(Dataset records)
════════════════

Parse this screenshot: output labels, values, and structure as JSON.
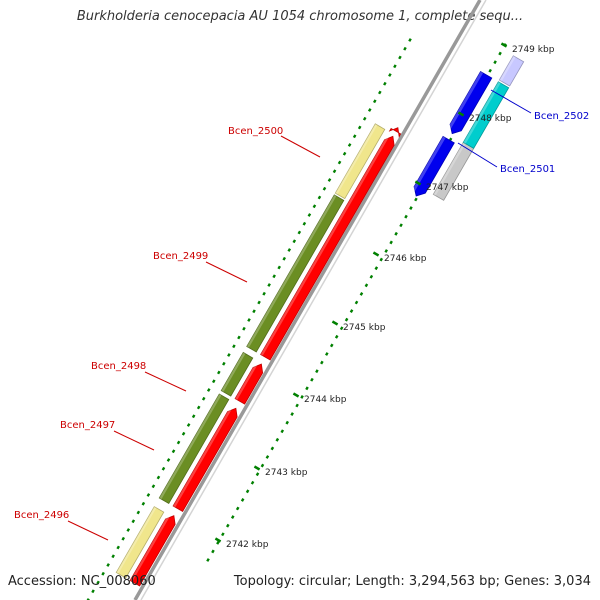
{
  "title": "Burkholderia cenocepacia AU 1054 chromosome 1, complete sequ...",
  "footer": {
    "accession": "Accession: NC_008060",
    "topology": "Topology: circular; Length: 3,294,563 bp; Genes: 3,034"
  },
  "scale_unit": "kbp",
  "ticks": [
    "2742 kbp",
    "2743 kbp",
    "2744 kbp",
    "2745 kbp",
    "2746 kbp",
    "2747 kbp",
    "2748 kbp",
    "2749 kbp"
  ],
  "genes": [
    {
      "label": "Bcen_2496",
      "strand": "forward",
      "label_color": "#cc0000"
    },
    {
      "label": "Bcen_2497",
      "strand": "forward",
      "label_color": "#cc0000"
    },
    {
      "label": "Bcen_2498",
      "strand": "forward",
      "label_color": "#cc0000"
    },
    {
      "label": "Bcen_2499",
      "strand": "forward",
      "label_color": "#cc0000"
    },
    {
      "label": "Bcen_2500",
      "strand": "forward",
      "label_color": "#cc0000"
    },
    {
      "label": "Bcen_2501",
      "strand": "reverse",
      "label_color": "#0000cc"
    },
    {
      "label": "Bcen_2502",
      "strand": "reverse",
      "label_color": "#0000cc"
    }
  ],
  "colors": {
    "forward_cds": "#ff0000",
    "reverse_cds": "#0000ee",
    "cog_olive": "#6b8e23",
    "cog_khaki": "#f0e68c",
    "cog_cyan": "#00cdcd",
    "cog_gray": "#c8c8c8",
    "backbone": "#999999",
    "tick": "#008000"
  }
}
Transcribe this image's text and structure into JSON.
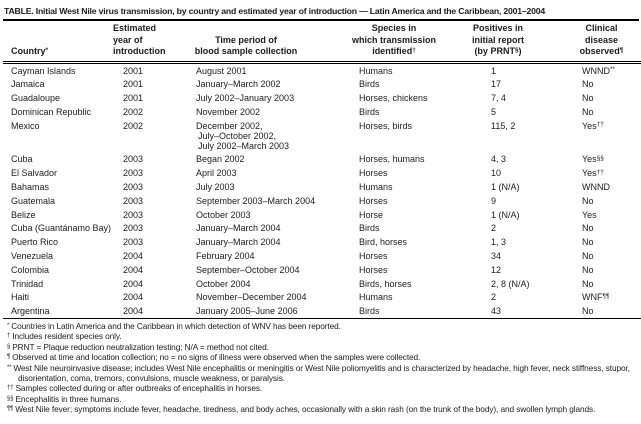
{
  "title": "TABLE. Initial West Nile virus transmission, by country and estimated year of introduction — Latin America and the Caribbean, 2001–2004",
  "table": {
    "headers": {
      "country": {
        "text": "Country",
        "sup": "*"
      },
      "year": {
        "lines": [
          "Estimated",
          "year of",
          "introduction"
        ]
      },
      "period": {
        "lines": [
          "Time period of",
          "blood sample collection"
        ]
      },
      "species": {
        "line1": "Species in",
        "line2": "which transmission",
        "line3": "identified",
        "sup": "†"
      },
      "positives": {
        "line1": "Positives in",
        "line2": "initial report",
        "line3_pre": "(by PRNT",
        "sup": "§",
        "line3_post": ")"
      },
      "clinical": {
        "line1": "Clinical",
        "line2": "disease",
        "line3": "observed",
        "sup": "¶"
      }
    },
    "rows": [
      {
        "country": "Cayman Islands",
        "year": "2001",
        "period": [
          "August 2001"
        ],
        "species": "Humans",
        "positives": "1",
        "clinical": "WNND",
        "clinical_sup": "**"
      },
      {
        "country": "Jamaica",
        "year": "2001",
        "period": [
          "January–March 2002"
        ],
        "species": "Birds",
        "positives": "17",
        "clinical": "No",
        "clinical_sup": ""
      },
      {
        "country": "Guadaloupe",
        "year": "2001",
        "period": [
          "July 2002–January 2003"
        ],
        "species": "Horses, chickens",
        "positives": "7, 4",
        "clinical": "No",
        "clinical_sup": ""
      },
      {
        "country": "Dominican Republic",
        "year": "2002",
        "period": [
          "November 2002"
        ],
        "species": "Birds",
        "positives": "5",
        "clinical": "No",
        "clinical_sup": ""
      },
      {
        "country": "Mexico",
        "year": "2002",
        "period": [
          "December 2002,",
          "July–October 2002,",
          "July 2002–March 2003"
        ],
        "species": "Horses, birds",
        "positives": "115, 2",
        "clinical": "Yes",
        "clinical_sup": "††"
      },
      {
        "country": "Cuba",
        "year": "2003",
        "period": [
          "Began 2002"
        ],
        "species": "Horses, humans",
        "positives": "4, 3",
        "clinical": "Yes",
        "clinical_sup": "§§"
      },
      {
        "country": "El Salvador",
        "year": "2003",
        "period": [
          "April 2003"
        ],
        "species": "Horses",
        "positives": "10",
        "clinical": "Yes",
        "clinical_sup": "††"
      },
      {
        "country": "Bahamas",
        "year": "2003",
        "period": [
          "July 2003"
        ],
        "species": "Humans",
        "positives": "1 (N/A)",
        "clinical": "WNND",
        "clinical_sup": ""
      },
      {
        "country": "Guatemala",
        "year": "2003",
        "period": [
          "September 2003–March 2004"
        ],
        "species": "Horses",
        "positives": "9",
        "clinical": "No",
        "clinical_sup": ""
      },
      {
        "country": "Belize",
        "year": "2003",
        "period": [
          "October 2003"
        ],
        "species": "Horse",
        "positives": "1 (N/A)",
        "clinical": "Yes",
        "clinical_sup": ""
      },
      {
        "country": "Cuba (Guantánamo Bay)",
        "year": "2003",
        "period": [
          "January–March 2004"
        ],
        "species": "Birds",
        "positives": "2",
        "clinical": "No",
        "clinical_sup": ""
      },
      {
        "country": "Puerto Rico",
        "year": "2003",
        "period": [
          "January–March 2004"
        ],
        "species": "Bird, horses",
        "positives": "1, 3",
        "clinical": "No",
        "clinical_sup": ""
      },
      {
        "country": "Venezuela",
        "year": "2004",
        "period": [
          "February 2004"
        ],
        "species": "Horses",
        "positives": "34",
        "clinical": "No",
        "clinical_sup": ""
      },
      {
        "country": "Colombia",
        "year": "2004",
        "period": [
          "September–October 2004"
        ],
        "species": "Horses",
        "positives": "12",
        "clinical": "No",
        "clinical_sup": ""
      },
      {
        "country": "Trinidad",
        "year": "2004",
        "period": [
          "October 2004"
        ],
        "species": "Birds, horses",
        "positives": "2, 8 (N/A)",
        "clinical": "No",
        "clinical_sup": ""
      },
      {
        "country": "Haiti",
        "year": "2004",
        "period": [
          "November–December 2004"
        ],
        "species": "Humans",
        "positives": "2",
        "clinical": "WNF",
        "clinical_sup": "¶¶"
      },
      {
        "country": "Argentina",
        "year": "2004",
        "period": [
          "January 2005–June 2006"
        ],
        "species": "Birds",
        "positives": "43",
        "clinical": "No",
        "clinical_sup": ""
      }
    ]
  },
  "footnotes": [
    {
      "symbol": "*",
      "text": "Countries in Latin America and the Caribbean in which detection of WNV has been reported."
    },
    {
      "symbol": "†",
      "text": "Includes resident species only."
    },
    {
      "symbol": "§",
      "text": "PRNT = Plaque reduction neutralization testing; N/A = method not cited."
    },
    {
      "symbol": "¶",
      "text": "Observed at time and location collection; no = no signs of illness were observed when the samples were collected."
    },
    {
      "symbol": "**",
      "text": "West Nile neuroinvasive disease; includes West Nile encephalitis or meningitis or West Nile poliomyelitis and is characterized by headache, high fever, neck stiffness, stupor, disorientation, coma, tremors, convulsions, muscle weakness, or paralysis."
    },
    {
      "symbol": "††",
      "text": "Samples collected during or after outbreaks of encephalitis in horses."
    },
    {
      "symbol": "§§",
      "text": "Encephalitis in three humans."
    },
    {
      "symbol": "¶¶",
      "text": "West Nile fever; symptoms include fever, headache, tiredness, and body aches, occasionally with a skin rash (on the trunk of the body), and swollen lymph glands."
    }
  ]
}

════════════════

State the number of lines in the records that include the string "America", without any other words.

▶ **Output of the exercise**
2